Passage given –
________________

From the Graphic Classics series

At best, a poor substitute for Cliffs Notes and like slacker fare. (Graphic novel. 11-14)

A labored retelling of the classic survival tale in graphic format, heavily glossed and capped with multiple value-added mini-essays.

Along with capturing neither the original’s melodrama nor the stranded Crusoe’s MacGyver-esque ingenuity in making do, Graham’s version quickly waxes tedious thanks to forced inclusion of minor details and paraphrased rather than directly quoted dialogue in an artificially antiquated style (“You Friday. Me Master”). Frequent superscript numbers lead to often-superfluous footnotes: “Crusoe, a European, assumes that he is superior to other races. This attitude was usual at the time when the story was written.” Shoehorned into monotonous rows of small panels, the art battles for real estate with both dialogue balloons and boxed present-tense descriptions of what’s going on (the pictures themselves being rarely self-explanatory). Seven pages of closing matter cover topics from Defoe’s checkered career to stage and film versions of his masterpiece—and even feature an index for the convenience of assignment-driven readers.

________________

What is asked –
Answer these questions about the graphic novel review above.
(a) What age range does the review give?
(b) How many pages of closing matter does the book have?
(c) What line of dialogue does the review quote as an example of the artificially antiquated style?

Recorded data –
________________

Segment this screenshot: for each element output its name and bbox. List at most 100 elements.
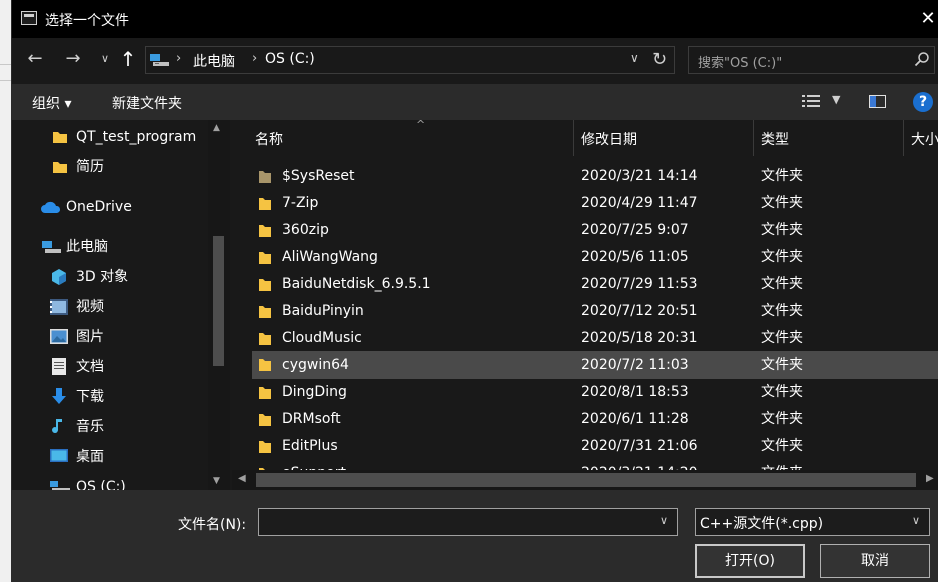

________________

Finished exercise –
(a) 11-14
(b) Seven
(c) "You Friday. Me Master"